### DATA RECORDS:
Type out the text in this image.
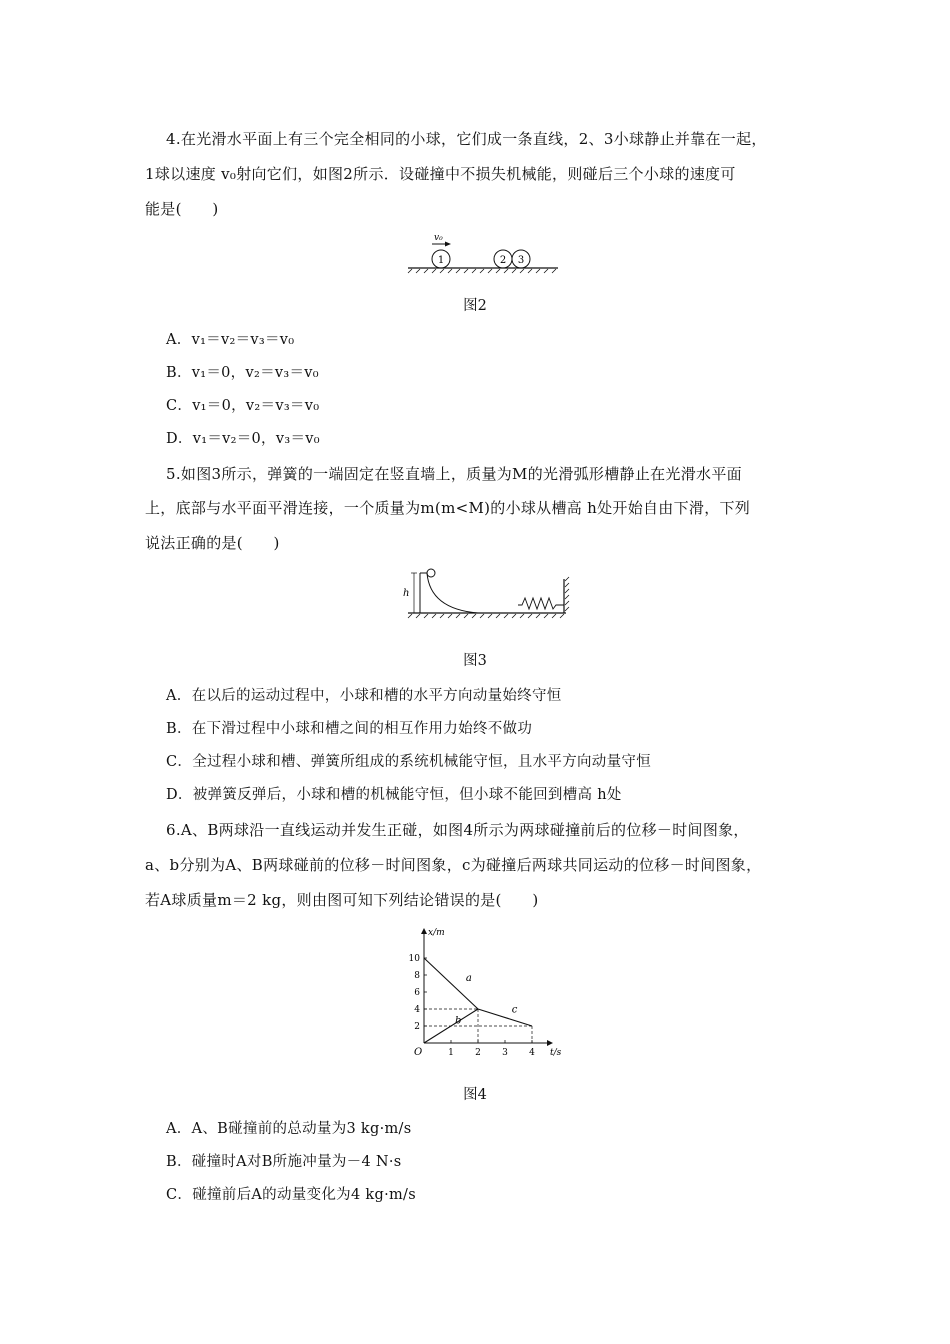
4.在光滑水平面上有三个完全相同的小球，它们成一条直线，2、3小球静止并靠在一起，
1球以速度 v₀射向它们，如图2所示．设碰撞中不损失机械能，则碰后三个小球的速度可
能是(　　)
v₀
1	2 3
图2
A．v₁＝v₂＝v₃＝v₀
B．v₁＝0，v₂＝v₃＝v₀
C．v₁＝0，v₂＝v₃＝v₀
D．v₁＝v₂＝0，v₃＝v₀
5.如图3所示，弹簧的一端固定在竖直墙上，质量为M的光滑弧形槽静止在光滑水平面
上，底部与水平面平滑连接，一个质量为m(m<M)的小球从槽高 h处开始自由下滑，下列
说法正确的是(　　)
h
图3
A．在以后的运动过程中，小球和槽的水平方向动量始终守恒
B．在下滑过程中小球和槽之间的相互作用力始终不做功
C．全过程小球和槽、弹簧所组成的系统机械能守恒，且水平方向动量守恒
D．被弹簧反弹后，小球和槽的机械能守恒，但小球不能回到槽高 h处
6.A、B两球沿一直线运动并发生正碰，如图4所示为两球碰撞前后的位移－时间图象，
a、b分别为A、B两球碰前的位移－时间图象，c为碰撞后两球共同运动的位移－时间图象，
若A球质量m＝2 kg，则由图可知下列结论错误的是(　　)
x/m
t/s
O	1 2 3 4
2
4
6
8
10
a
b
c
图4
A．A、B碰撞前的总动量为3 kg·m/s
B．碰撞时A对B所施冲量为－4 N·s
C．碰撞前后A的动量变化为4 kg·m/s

### WORK TO COMPLETE:
Reproduce the whole listing exactly, but not the images in it.

### EXERCISE RESPONSE:
Type out the text in this image.
4.在光滑水平面上有三个完全相同的小球，它们成一条直线，2、3小球静止并靠在一起，
1球以速度 v₀射向它们，如图2所示．设碰撞中不损失机械能，则碰后三个小球的速度可
能是(　　)
v₀
1	2 3
图2
A．v₁＝v₂＝v₃＝v₀
B．v₁＝0，v₂＝v₃＝v₀
C．v₁＝0，v₂＝v₃＝v₀
D．v₁＝v₂＝0，v₃＝v₀
5.如图3所示，弹簧的一端固定在竖直墙上，质量为M的光滑弧形槽静止在光滑水平面
上，底部与水平面平滑连接，一个质量为m(m<M)的小球从槽高 h处开始自由下滑，下列
说法正确的是(　　)
h
图3
A．在以后的运动过程中，小球和槽的水平方向动量始终守恒
B．在下滑过程中小球和槽之间的相互作用力始终不做功
C．全过程小球和槽、弹簧所组成的系统机械能守恒，且水平方向动量守恒
D．被弹簧反弹后，小球和槽的机械能守恒，但小球不能回到槽高 h处
6.A、B两球沿一直线运动并发生正碰，如图4所示为两球碰撞前后的位移－时间图象，
a、b分别为A、B两球碰前的位移－时间图象，c为碰撞后两球共同运动的位移－时间图象，
若A球质量m＝2 kg，则由图可知下列结论错误的是(　　)
x/m
t/s
O	1 2 3 4
2
4
6
8
10
a
b
c
图4
A．A、B碰撞前的总动量为3 kg·m/s
B．碰撞时A对B所施冲量为－4 N·s
C．碰撞前后A的动量变化为4 kg·m/s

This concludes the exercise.